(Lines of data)
————
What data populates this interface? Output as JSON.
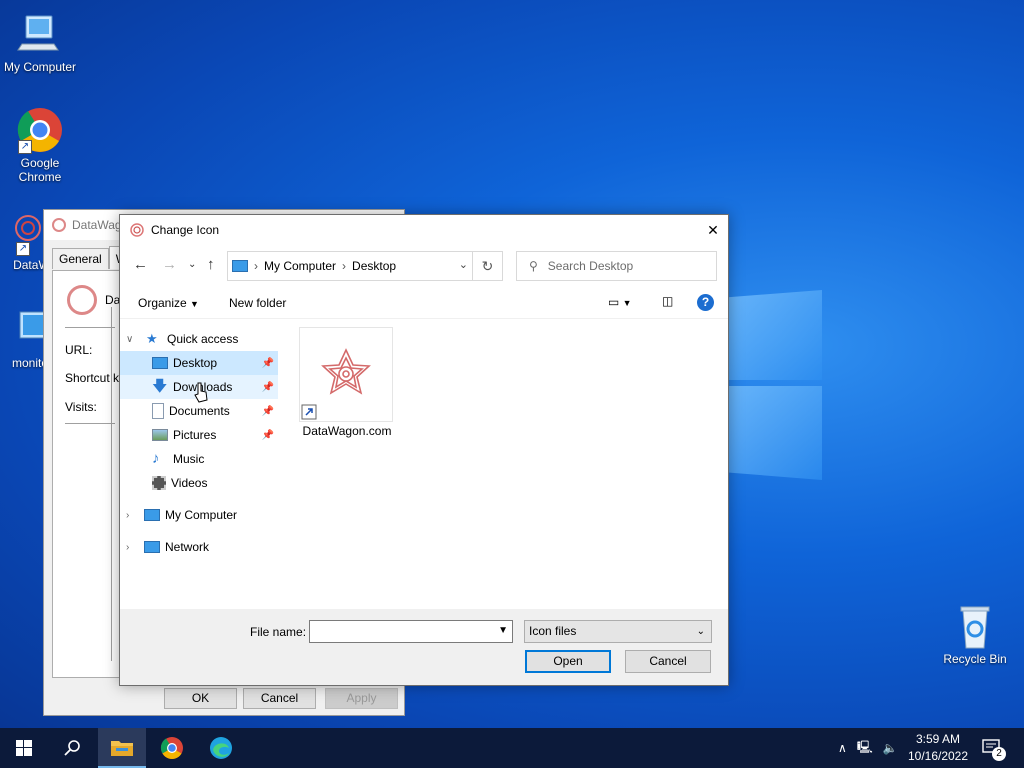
{
  "desktop": {
    "icons": [
      {
        "label": "My Computer"
      },
      {
        "label": "Google Chrome"
      },
      {
        "label": "DataWa"
      },
      {
        "label": "monito"
      },
      {
        "label": "Recycle Bin"
      }
    ]
  },
  "properties_dialog": {
    "title": "DataWag",
    "tabs": [
      "General",
      "We"
    ],
    "icon_label": "Da",
    "fields": {
      "url": "URL:",
      "shortcut_key": "Shortcut k",
      "visits": "Visits:"
    },
    "buttons": {
      "ok": "OK",
      "cancel": "Cancel",
      "apply": "Apply"
    }
  },
  "change_icon_dialog": {
    "title": "Change Icon",
    "close": "✕",
    "breadcrumb": [
      "My Computer",
      "Desktop"
    ],
    "search_placeholder": "Search Desktop",
    "toolbar": {
      "organize": "Organize",
      "new_folder": "New folder",
      "help": "?"
    },
    "nav": {
      "quick_access": "Quick access",
      "items": [
        {
          "label": "Desktop",
          "pinned": true
        },
        {
          "label": "Downloads",
          "pinned": true
        },
        {
          "label": "Documents",
          "pinned": true
        },
        {
          "label": "Pictures",
          "pinned": true
        },
        {
          "label": "Music",
          "pinned": false
        },
        {
          "label": "Videos",
          "pinned": false
        }
      ],
      "my_computer": "My Computer",
      "network": "Network"
    },
    "files": [
      {
        "name": "DataWagon.com"
      }
    ],
    "file_name_label": "File name:",
    "file_name_value": "",
    "file_type": "Icon files",
    "buttons": {
      "open": "Open",
      "cancel": "Cancel"
    }
  },
  "taskbar": {
    "clock_time": "3:59 AM",
    "clock_date": "10/16/2022",
    "notification_count": "2"
  },
  "colors": {
    "selection": "#cce8ff",
    "accent": "#0078d7",
    "taskbar": "#0c1a3a"
  }
}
————
Give all the entries again exactly, dropping each picture.

What data populates this interface? Output as JSON.
{
  "desktop": {
    "icons": [
      {
        "label": "My Computer"
      },
      {
        "label": "Google Chrome"
      },
      {
        "label": "DataWa"
      },
      {
        "label": "monito"
      },
      {
        "label": "Recycle Bin"
      }
    ]
  },
  "properties_dialog": {
    "title": "DataWag",
    "tabs": [
      "General",
      "We"
    ],
    "icon_label": "Da",
    "fields": {
      "url": "URL:",
      "shortcut_key": "Shortcut k",
      "visits": "Visits:"
    },
    "buttons": {
      "ok": "OK",
      "cancel": "Cancel",
      "apply": "Apply"
    }
  },
  "change_icon_dialog": {
    "title": "Change Icon",
    "close": "✕",
    "breadcrumb": [
      "My Computer",
      "Desktop"
    ],
    "search_placeholder": "Search Desktop",
    "toolbar": {
      "organize": "Organize",
      "new_folder": "New folder",
      "help": "?"
    },
    "nav": {
      "quick_access": "Quick access",
      "items": [
        {
          "label": "Desktop",
          "pinned": true
        },
        {
          "label": "Downloads",
          "pinned": true
        },
        {
          "label": "Documents",
          "pinned": true
        },
        {
          "label": "Pictures",
          "pinned": true
        },
        {
          "label": "Music",
          "pinned": false
        },
        {
          "label": "Videos",
          "pinned": false
        }
      ],
      "my_computer": "My Computer",
      "network": "Network"
    },
    "files": [
      {
        "name": "DataWagon.com"
      }
    ],
    "file_name_label": "File name:",
    "file_name_value": "",
    "file_type": "Icon files",
    "buttons": {
      "open": "Open",
      "cancel": "Cancel"
    }
  },
  "taskbar": {
    "clock_time": "3:59 AM",
    "clock_date": "10/16/2022",
    "notification_count": "2"
  },
  "colors": {
    "selection": "#cce8ff",
    "accent": "#0078d7",
    "taskbar": "#0c1a3a"
  }
}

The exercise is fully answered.